## SOURCE MATERIAL:
------------------------------------------------

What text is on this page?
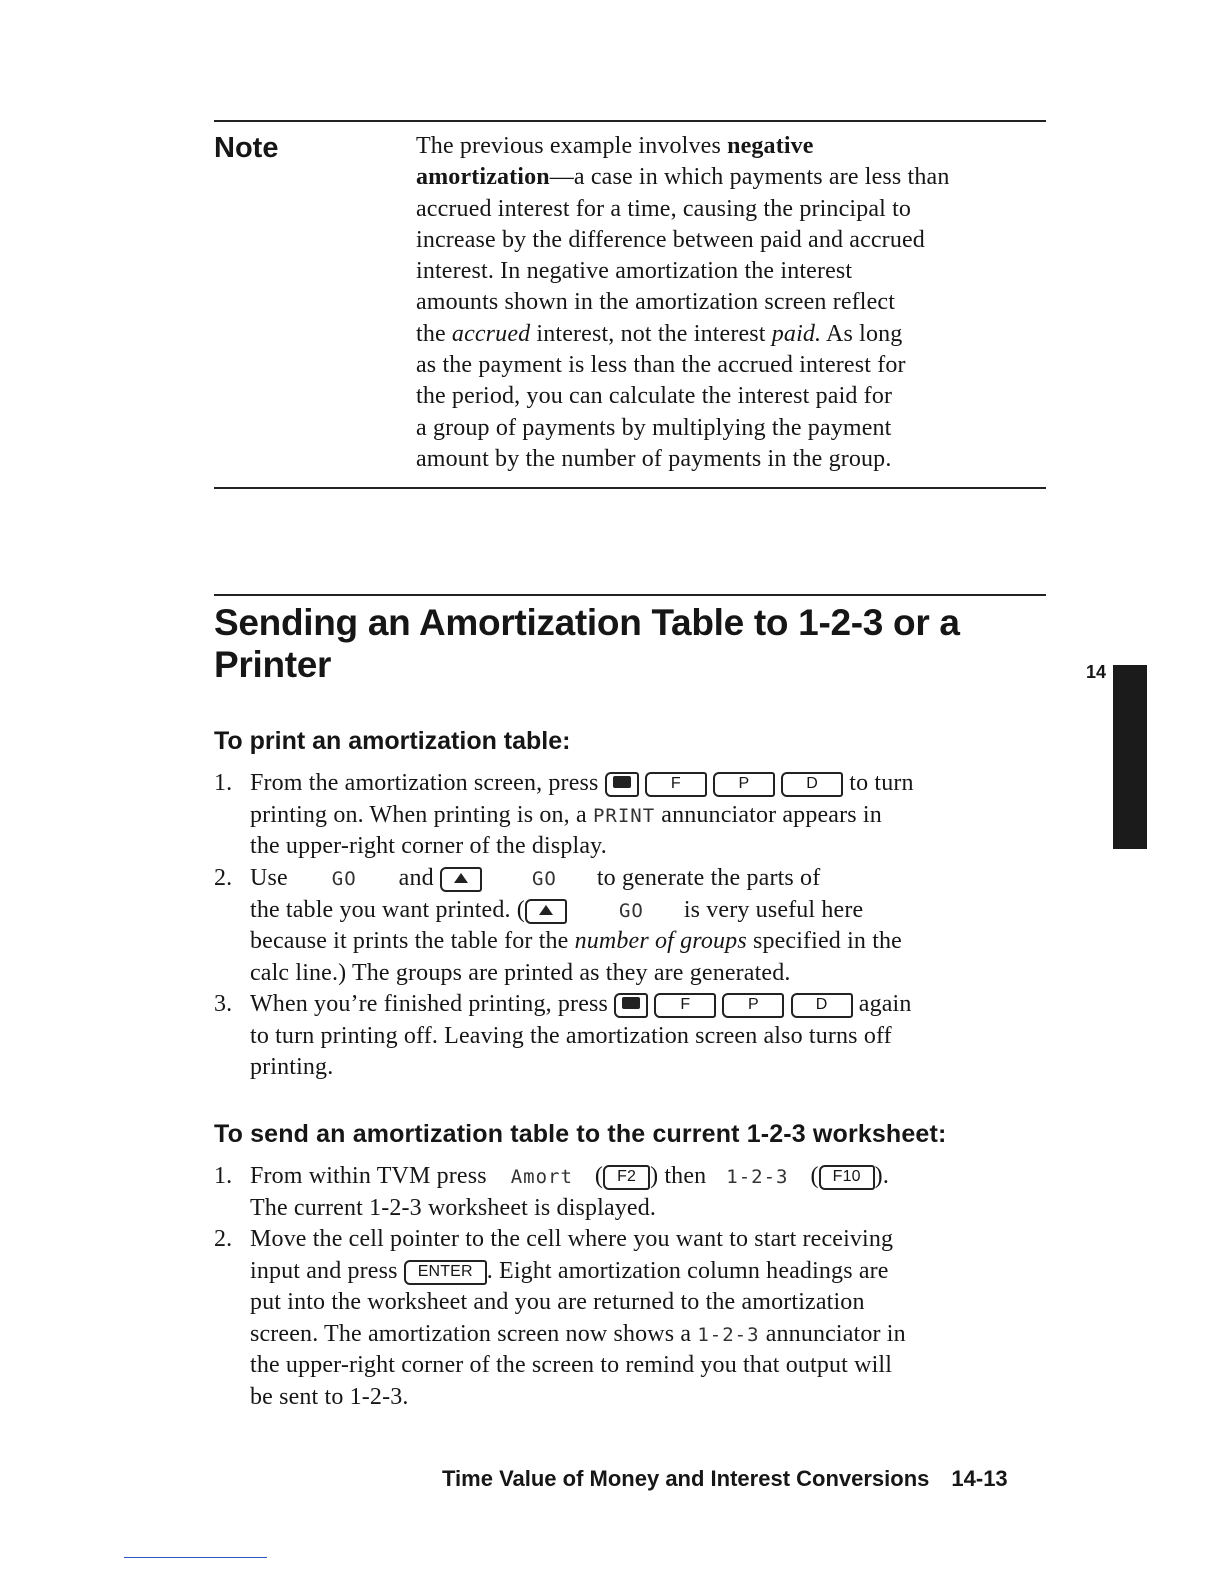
Note	The previous example involves negative
amortization—a case in which payments are less than
accrued interest for a time, causing the principal to
increase by the difference between paid and accrued
interest. In negative amortization the interest
amounts shown in the amortization screen reflect
the accrued interest, not the interest paid. As long
as the payment is less than the accrued interest for
the period, you can calculate the interest paid for
a group of payments by multiplying the payment
amount by the number of payments in the group.
Sending an Amortization Table to 1-2-3 or a
Printer	14
To print an amortization table:
1. From the amortization screen, press	F	P	D to turn
printing on. When printing is on, a PRINT annunciator appears in
the upper-right corner of the display.
2. Use GO and	GO to generate the parts of
the table you want printed. (	GO is very useful here
because it prints the table for the number of groups specified in the
calc line.) The groups are printed as they are generated.
3. When you’re finished printing, press	F	P	D again
to turn printing off. Leaving the amortization screen also turns off
printing.
To send an amortization table to the current 1-2-3 worksheet:
1. From within TVM press Amort ( F2 ) then 1-2-3 ( F10 ).
The current 1-2-3 worksheet is displayed.
2. Move the cell pointer to the cell where you want to start receiving
input and press ENTER . Eight amortization column headings are
put into the worksheet and you are returned to the amortization
screen. The amortization screen now shows a 1-2-3 annunciator in
the upper-right corner of the screen to remind you that output will
be sent to 1-2-3.
Time Value of Money and Interest Conversions 14-13
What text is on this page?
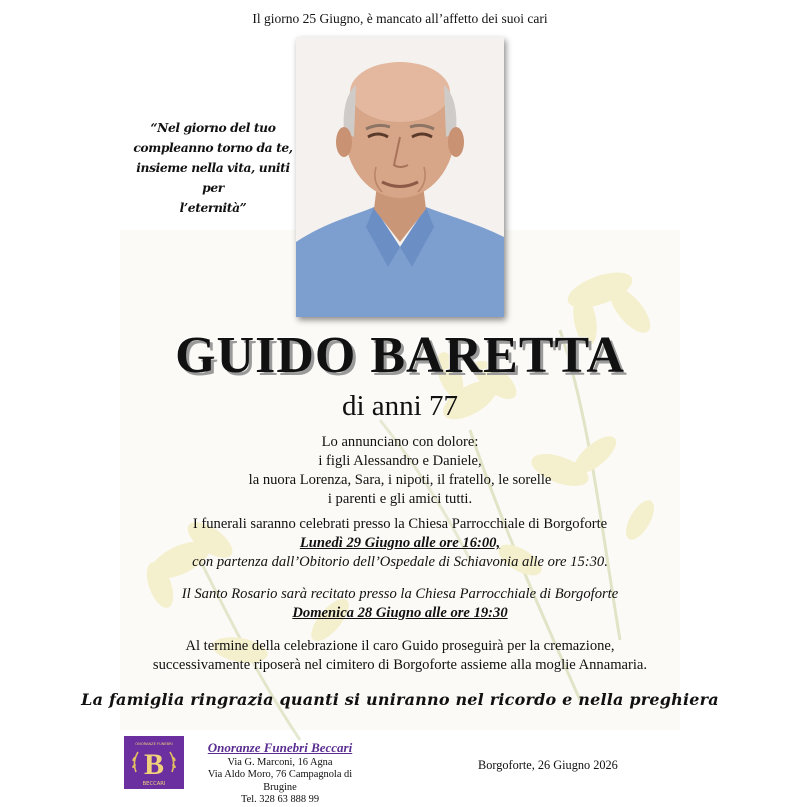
Il giorno 25 Giugno, è mancato all’affetto dei suoi cari
“Nel giorno del tuo
compleanno torno da te,
insieme nella vita, uniti per
l’eternità”
GUIDO BARETTA
di anni 77
Lo annunciano con dolore:
i figli Alessandro e Daniele,
la nuora Lorenza, Sara, i nipoti, il fratello, le sorelle
i parenti e gli amici tutti.
I funerali saranno celebrati presso la Chiesa Parrocchiale di Borgoforte
Lunedì 29 Giugno alle ore 16:00,
con partenza dall’Obitorio dell’Ospedale di Schiavonia alle ore 15:30.
Il Santo Rosario sarà recitato presso la Chiesa Parrocchiale di Borgoforte
Domenica 28 Giugno alle ore 19:30
Al termine della celebrazione il caro Guido proseguirà per la cremazione,
successivamente riposerà nel cimitero di Borgoforte assieme alla moglie Annamaria.
La famiglia ringrazia quanti si uniranno nel ricordo e nella preghiera
ONORANZE FUNEBRI
B
BECCARI
Onoranze Funebri Beccari
Via G. Marconi, 16 Agna
Via Aldo Moro, 76 Campagnola di Brugine
Tel. 328 63 888 99
Borgoforte, 26 Giugno 2026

------------------------------------------------

## EXERCISE TASK:
Find the word "Chiesa" in the data and show each line that holds it.

## PROBLEM SOLUTION:
I funerali saranno celebrati presso la Chiesa Parrocchiale di Borgoforte
Il Santo Rosario sarà recitato presso la Chiesa Parrocchiale di Borgoforte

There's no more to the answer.